Request:
Pull every line with the word "боковой" out of the entries below.
#####
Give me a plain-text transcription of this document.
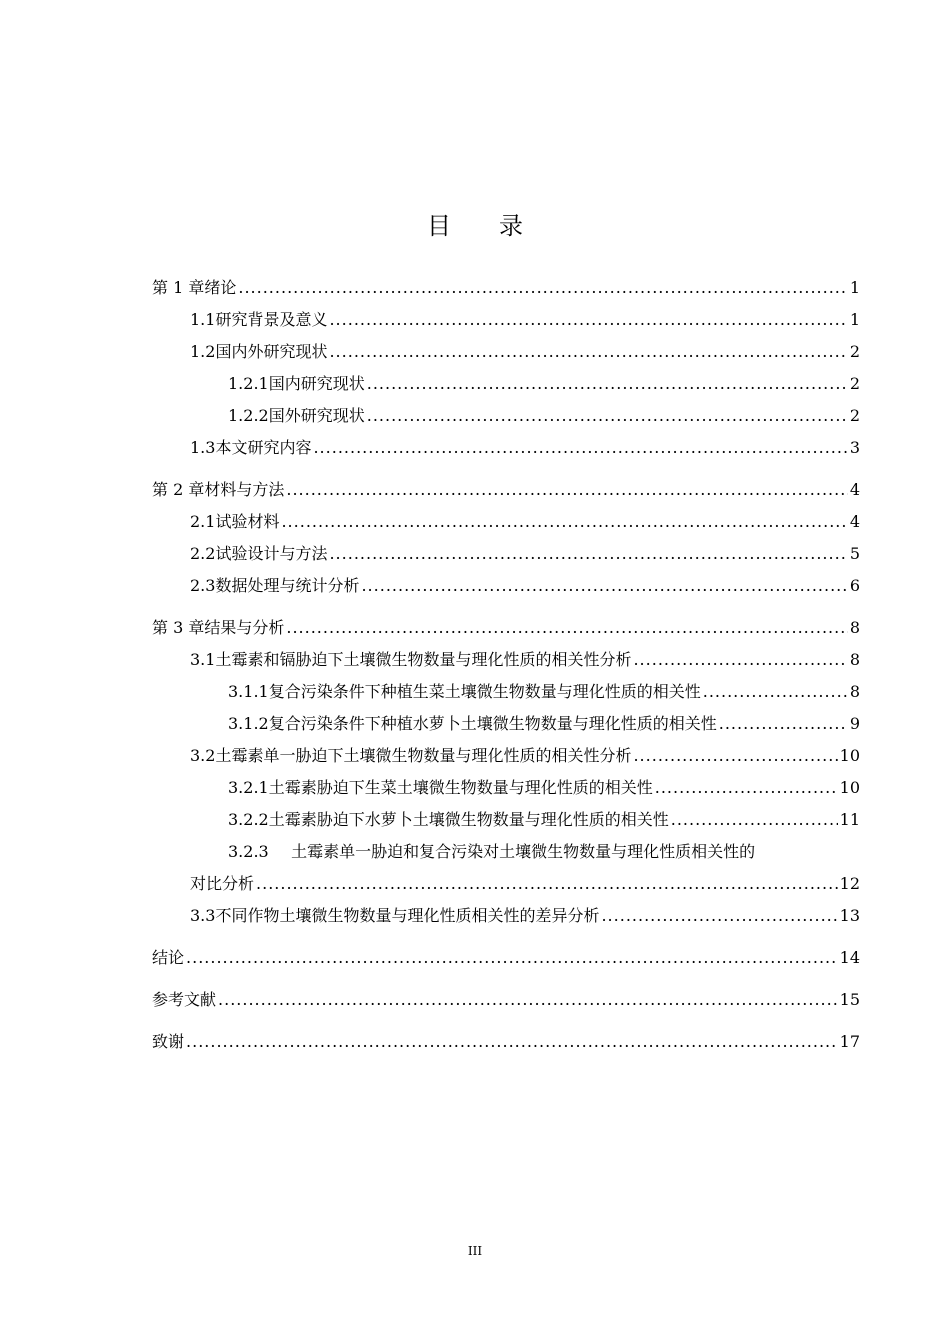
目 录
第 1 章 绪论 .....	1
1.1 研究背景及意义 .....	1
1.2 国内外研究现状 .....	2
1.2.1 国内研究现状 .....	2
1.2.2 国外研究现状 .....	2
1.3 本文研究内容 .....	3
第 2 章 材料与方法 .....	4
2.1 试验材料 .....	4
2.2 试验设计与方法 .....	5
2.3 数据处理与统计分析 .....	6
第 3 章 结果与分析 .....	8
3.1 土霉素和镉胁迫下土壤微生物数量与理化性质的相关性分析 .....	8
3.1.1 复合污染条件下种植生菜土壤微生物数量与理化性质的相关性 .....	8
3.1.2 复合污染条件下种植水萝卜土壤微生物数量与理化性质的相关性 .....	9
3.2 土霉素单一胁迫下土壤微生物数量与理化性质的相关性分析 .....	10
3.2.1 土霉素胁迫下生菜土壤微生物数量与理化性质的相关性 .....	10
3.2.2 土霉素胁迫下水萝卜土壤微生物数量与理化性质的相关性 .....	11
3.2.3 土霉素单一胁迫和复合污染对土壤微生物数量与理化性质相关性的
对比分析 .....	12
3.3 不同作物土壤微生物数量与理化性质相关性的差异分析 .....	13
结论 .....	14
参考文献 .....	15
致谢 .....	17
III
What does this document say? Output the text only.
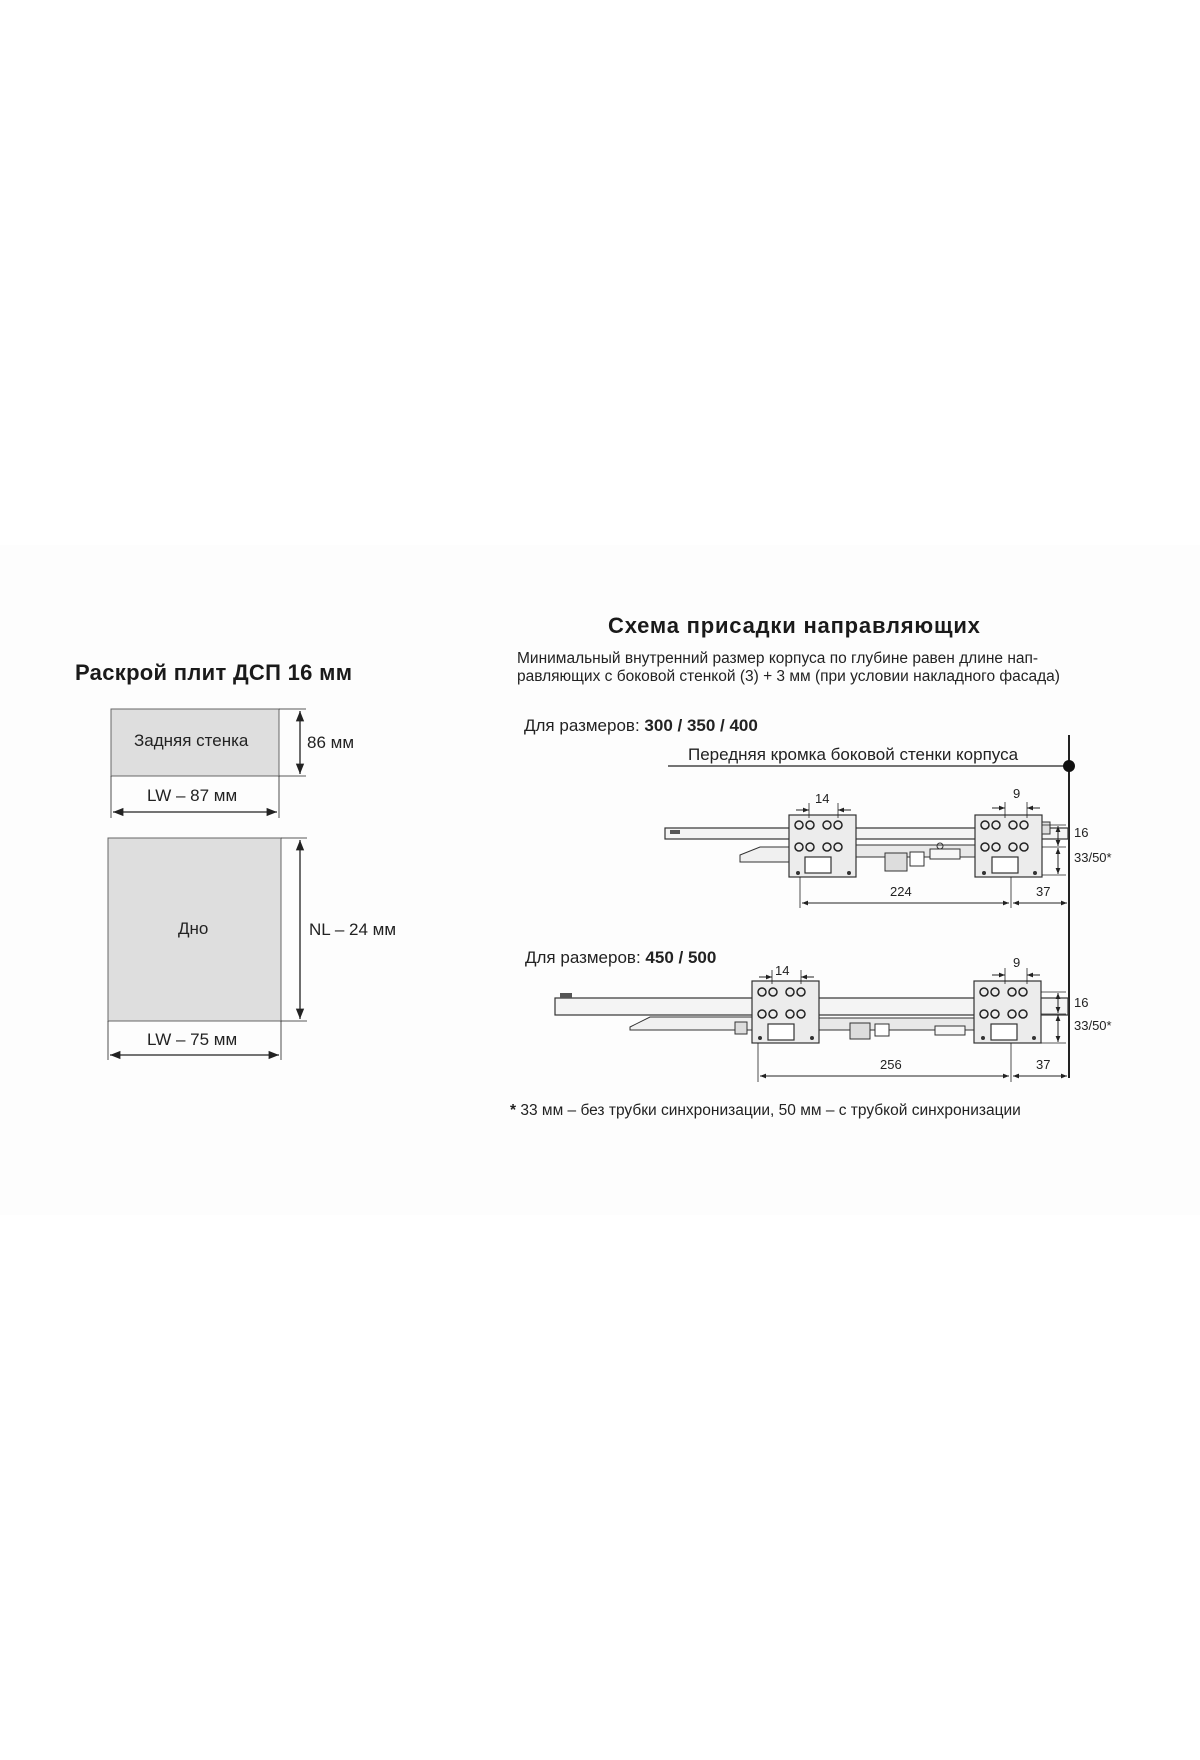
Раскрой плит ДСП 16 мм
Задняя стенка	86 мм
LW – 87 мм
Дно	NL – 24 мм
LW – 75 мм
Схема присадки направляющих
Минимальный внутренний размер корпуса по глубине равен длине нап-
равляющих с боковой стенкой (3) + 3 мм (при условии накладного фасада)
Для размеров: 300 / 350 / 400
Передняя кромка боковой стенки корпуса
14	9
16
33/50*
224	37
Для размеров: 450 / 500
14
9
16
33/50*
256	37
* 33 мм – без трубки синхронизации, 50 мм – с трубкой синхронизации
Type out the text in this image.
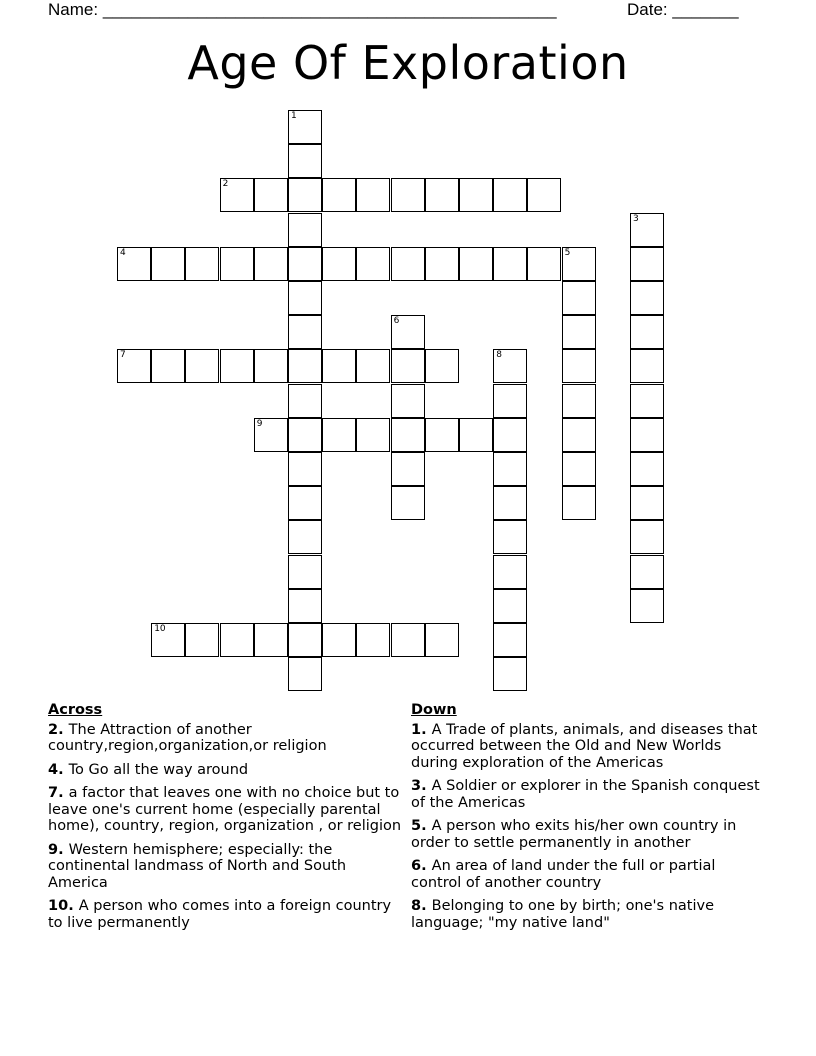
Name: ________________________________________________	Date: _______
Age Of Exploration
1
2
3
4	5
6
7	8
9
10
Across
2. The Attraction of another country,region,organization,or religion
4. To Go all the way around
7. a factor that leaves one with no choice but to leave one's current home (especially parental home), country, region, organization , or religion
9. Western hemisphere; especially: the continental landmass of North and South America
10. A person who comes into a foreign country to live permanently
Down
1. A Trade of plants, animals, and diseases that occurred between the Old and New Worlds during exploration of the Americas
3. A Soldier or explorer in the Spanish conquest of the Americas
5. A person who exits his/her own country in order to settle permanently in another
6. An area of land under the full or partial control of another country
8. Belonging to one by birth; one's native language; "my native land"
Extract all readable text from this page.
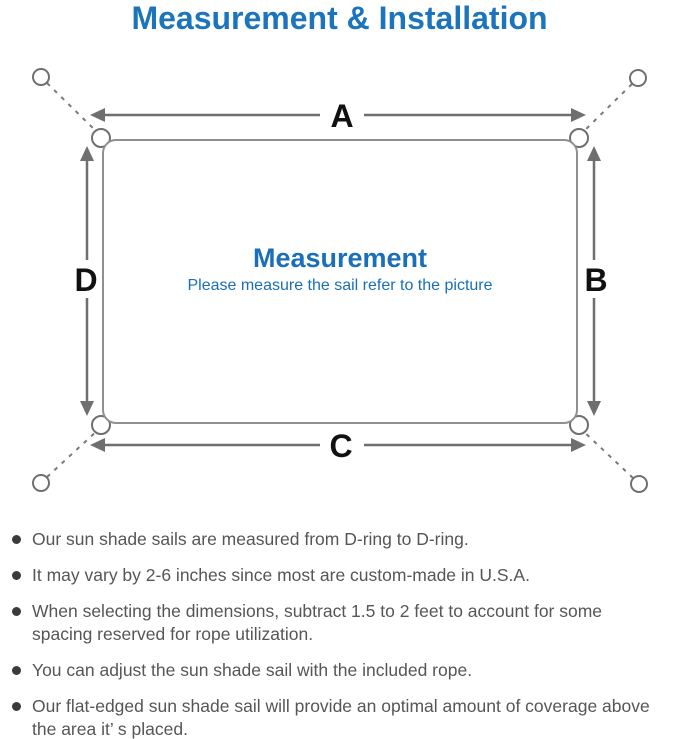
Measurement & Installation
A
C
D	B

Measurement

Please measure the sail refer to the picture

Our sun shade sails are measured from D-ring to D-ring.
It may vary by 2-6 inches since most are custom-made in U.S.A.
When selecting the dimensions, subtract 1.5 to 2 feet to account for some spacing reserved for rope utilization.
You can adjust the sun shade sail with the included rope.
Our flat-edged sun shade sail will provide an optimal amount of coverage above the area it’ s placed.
#####
Worked solution:
равляющих с боковой стенкой (3) + 3 мм (при условии накладного фасада)
Передняя кромка боковой стенки корпуса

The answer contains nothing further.